▸ **TASK BRIEF**: Copy every line in which the string "Związek" occurs.

======== SUPPLIED RECORDS ========

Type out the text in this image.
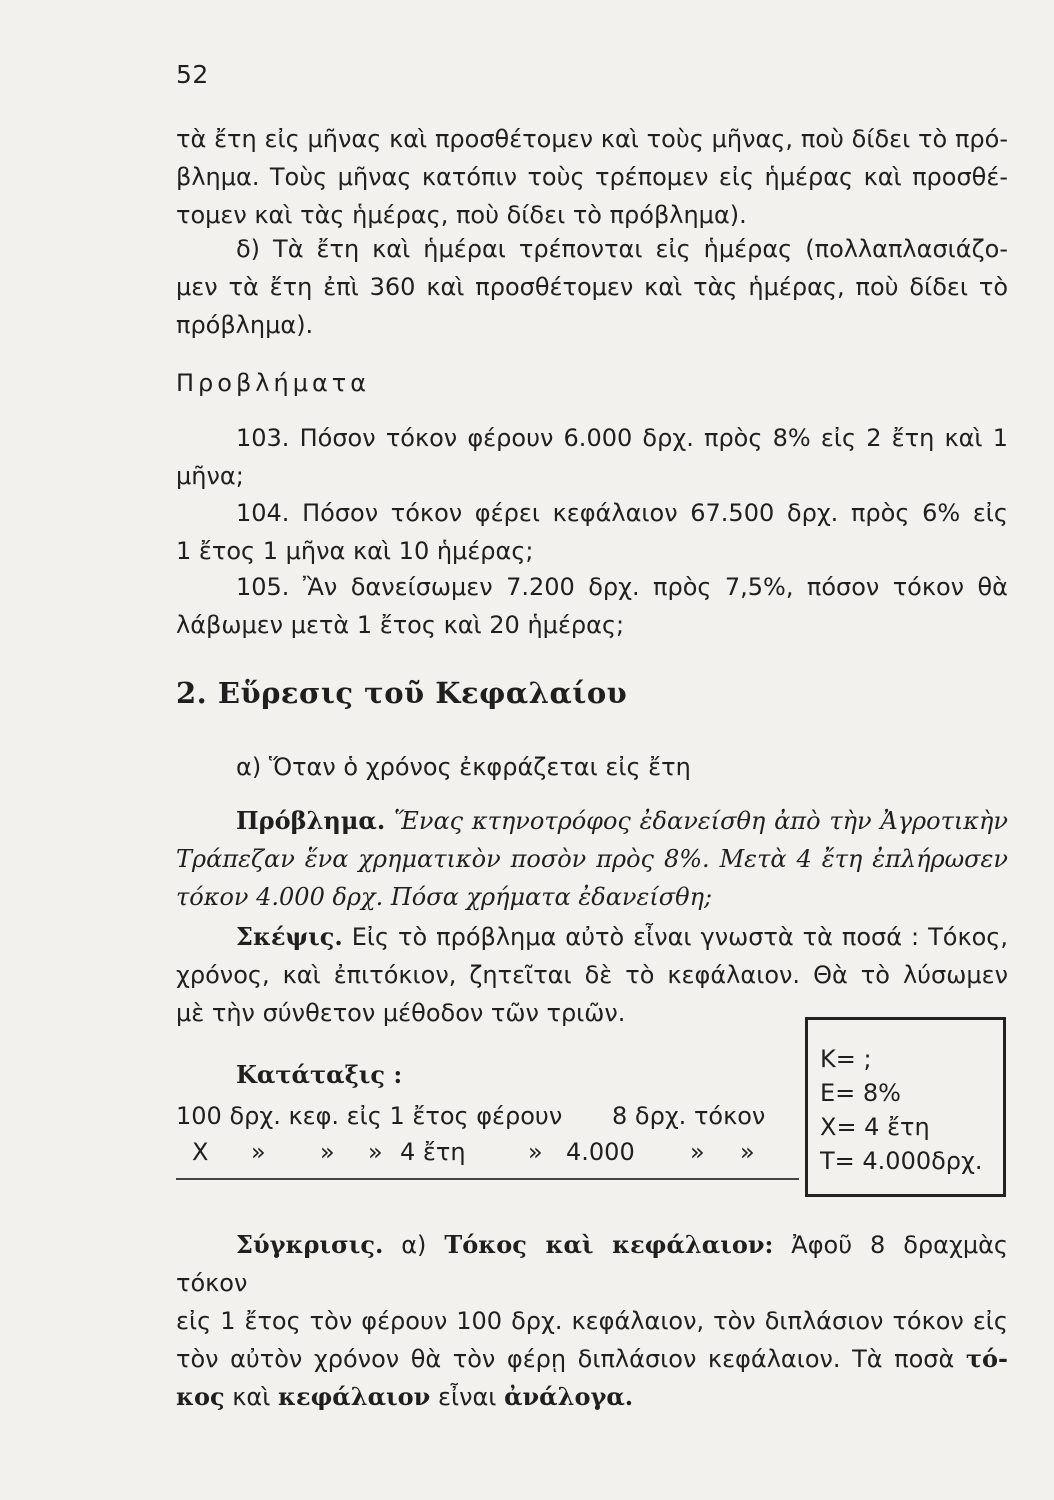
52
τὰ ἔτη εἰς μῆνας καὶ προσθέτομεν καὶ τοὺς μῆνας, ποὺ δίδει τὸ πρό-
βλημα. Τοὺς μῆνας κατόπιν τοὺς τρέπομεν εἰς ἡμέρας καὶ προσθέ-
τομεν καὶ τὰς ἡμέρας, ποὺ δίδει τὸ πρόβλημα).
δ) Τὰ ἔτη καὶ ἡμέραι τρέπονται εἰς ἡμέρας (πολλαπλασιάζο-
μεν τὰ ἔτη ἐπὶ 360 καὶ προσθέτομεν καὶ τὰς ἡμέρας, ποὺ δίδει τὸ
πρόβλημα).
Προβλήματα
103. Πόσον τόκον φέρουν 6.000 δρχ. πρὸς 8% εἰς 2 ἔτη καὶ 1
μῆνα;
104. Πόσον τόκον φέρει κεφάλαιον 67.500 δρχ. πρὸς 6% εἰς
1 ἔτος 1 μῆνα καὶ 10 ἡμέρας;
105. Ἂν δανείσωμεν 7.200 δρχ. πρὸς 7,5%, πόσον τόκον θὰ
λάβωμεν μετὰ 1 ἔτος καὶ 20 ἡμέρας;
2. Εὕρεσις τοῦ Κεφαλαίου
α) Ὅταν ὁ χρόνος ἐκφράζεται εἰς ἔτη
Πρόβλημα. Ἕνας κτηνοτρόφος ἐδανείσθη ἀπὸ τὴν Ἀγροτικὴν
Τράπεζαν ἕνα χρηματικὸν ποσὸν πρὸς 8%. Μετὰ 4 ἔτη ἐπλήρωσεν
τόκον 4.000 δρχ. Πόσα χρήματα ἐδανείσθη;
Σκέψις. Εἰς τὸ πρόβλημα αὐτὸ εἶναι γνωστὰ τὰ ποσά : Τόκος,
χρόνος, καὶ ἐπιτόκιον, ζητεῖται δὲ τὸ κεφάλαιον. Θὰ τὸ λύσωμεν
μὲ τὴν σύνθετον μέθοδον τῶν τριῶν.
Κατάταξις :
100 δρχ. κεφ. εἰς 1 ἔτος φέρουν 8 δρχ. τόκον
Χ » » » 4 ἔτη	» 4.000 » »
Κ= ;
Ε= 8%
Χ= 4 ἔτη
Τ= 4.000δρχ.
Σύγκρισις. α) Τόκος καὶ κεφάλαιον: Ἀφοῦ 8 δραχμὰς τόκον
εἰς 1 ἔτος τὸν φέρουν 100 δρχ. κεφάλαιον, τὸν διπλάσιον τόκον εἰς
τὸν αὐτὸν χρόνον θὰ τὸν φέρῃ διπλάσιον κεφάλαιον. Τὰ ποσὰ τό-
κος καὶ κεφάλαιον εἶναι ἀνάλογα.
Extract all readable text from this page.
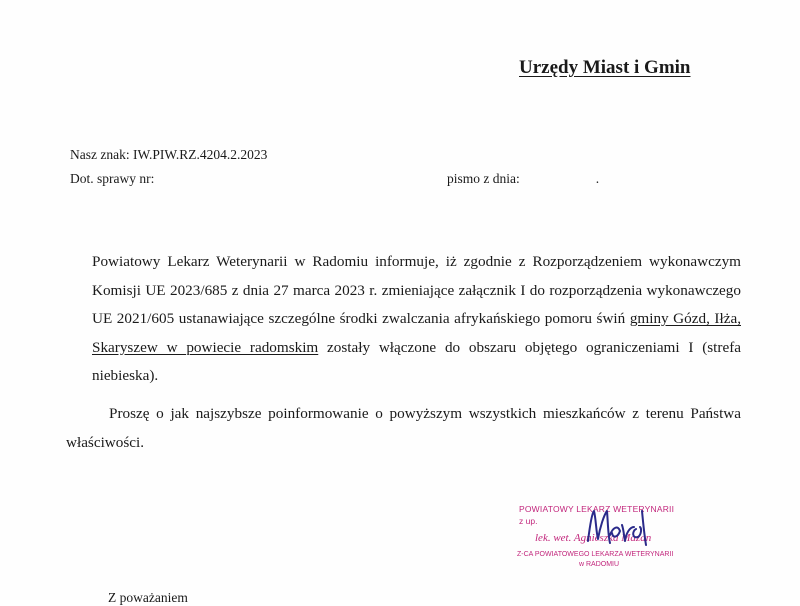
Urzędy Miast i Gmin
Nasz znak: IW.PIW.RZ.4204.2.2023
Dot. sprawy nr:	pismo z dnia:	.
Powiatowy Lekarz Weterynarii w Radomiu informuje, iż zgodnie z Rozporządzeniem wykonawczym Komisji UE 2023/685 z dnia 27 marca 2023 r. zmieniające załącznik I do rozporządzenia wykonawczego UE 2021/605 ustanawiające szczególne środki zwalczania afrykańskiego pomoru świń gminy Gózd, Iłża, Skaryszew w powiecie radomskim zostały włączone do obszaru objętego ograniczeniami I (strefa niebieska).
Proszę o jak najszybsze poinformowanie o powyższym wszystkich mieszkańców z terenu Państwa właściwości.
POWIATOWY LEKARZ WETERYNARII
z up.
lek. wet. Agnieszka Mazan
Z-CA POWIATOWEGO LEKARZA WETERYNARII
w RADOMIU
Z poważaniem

========
======== SUPPLIED RECORDS ========

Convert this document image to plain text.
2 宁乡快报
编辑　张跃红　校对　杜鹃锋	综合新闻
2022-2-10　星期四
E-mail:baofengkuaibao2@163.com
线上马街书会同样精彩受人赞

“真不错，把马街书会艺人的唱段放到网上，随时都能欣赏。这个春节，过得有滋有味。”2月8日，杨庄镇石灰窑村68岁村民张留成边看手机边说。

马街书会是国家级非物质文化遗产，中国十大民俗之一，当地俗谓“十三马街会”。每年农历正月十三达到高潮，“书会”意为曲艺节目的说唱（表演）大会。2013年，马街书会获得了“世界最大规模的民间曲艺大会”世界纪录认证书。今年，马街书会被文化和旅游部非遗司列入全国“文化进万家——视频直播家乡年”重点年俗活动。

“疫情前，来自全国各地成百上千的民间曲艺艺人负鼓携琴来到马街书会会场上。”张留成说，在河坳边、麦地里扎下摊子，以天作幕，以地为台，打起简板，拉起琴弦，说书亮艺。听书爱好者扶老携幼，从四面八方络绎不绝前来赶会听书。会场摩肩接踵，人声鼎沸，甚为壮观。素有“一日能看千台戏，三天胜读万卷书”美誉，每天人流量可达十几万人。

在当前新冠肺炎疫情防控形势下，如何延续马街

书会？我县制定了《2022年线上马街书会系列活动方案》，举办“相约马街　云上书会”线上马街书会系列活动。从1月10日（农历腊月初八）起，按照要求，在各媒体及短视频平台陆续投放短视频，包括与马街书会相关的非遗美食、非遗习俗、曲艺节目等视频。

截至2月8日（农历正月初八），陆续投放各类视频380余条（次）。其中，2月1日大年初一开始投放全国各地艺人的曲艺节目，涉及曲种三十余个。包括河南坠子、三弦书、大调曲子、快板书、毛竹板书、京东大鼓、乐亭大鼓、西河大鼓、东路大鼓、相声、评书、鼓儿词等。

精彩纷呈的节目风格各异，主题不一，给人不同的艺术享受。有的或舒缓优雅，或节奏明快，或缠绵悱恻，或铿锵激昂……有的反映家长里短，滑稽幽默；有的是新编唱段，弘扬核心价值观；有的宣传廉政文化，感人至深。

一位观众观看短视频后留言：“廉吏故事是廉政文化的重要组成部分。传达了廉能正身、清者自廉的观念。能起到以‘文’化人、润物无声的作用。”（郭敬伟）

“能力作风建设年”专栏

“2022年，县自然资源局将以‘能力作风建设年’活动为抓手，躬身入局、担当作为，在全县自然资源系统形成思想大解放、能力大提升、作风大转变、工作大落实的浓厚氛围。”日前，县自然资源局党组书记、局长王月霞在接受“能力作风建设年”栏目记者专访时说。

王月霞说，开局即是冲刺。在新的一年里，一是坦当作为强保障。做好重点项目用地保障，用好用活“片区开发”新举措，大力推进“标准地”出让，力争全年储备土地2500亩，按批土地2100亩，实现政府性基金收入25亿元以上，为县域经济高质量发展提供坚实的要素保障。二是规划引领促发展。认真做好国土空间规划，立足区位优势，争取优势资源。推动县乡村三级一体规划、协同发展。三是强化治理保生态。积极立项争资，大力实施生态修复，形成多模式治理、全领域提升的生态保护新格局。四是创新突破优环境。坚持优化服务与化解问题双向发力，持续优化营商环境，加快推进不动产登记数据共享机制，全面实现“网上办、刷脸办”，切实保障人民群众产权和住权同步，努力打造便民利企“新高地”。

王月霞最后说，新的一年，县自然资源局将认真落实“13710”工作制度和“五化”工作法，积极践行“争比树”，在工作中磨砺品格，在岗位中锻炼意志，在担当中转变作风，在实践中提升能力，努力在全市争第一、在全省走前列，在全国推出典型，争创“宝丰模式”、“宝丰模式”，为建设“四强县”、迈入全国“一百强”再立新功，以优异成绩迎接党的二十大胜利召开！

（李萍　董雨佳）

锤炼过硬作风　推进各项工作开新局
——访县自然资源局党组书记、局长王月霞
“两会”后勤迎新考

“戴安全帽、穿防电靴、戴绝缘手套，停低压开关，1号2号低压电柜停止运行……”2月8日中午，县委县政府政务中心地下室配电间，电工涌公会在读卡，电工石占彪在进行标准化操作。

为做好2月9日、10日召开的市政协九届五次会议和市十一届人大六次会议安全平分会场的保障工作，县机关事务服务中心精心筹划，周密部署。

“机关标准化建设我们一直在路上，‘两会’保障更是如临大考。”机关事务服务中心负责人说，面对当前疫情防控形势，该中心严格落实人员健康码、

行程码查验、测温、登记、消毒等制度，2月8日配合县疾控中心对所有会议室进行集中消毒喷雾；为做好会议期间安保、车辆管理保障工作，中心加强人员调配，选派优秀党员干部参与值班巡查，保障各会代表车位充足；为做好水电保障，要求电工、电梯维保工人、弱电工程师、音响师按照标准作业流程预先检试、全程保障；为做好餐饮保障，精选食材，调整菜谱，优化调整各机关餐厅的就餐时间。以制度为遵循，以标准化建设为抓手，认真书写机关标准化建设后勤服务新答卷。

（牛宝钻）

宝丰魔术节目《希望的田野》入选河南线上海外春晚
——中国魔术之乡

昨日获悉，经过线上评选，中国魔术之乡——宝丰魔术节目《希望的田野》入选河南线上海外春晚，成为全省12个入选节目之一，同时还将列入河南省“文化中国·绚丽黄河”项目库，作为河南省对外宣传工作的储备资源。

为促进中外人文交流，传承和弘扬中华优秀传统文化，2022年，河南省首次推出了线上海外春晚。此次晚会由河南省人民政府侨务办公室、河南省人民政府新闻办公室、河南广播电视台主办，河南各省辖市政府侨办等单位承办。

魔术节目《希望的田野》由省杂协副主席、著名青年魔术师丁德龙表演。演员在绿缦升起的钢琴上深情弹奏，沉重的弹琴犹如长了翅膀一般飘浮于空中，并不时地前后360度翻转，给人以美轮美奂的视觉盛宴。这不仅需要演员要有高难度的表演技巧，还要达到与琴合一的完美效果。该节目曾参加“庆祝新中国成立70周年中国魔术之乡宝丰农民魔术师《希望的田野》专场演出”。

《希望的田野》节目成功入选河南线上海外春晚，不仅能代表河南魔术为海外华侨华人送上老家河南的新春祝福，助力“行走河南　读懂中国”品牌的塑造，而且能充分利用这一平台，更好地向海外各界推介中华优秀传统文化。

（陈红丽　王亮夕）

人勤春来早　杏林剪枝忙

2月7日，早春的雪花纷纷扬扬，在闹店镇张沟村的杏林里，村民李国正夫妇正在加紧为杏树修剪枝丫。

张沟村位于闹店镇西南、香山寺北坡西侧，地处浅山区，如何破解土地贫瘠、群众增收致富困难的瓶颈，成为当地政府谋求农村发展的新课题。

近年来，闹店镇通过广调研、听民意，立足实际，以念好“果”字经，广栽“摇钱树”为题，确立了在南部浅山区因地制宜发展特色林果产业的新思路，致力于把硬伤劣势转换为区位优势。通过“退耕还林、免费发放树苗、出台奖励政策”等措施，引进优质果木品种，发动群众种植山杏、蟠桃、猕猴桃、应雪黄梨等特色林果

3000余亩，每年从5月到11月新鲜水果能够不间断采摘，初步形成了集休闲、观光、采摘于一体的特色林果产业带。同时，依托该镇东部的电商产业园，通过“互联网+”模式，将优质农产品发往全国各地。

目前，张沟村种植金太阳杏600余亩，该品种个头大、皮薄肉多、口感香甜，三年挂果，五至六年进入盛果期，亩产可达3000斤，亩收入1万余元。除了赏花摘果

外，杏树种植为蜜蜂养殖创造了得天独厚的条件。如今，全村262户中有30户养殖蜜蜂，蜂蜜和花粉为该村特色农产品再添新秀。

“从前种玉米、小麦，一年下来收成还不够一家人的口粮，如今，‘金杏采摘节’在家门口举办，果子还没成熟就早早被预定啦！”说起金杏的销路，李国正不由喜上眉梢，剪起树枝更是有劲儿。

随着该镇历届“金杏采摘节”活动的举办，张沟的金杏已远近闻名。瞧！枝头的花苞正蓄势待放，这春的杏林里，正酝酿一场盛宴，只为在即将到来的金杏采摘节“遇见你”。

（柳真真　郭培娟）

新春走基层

========
======== SUPPLIED RECORDS ========

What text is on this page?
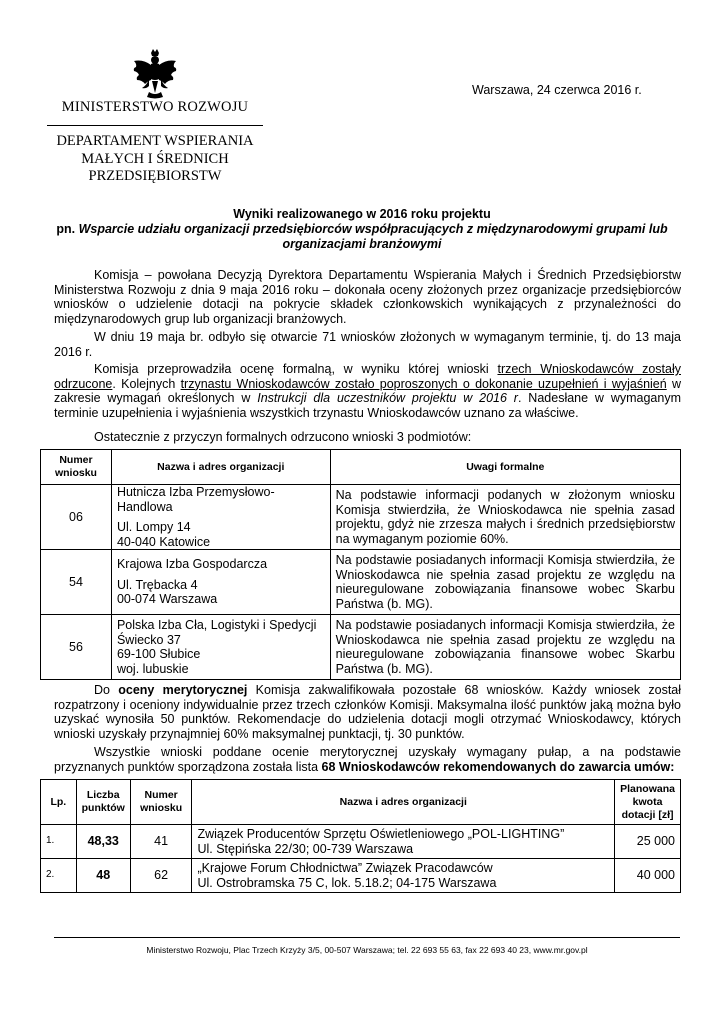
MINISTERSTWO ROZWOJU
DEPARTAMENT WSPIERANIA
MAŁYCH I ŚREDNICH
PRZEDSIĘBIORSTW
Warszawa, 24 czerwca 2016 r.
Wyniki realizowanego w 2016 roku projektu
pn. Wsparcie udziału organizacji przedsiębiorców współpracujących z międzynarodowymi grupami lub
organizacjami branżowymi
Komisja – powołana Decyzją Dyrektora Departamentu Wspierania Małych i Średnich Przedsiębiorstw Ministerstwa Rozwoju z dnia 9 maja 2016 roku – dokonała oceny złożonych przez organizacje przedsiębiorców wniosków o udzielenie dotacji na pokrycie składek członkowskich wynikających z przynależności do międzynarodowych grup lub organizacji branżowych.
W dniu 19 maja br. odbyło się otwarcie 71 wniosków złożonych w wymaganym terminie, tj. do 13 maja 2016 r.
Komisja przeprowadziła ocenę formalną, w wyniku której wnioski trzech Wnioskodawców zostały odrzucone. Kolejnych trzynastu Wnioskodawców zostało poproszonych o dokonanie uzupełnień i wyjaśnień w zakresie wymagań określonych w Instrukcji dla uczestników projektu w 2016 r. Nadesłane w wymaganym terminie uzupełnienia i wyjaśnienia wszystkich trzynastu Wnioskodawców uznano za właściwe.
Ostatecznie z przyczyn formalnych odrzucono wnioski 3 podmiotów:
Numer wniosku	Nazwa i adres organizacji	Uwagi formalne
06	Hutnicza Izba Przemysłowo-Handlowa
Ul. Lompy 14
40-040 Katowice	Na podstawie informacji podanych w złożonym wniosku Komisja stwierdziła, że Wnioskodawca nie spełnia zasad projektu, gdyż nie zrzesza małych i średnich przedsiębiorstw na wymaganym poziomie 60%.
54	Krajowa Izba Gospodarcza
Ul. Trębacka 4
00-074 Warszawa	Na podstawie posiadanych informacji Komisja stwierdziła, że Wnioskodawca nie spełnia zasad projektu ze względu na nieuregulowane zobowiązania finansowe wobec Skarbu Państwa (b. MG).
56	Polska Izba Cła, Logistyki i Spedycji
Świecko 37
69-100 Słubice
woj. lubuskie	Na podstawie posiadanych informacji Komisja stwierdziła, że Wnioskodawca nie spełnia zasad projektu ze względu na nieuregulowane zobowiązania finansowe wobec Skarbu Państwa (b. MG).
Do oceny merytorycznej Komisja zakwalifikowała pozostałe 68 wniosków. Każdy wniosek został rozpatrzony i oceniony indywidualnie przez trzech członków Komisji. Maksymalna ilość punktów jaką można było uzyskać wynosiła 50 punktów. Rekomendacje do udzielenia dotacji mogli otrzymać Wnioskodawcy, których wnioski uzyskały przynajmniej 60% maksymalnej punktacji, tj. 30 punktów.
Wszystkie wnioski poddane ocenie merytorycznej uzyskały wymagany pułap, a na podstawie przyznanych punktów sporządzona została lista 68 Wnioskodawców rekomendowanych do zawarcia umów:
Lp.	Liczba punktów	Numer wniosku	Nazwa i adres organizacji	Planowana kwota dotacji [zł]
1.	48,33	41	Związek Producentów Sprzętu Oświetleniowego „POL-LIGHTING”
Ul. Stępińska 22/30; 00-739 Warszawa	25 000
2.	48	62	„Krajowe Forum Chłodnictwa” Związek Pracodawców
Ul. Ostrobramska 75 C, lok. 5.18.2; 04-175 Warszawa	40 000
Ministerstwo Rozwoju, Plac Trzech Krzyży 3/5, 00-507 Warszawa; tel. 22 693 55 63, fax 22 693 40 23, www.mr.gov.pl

========

▸ **TASK SOLUTION**:
1.	48,33	41	Związek Producentów Sprzętu Oświetleniowego „POL-LIGHTING”
2.	48	62	„Krajowe Forum Chłodnictwa” Związek Pracodawców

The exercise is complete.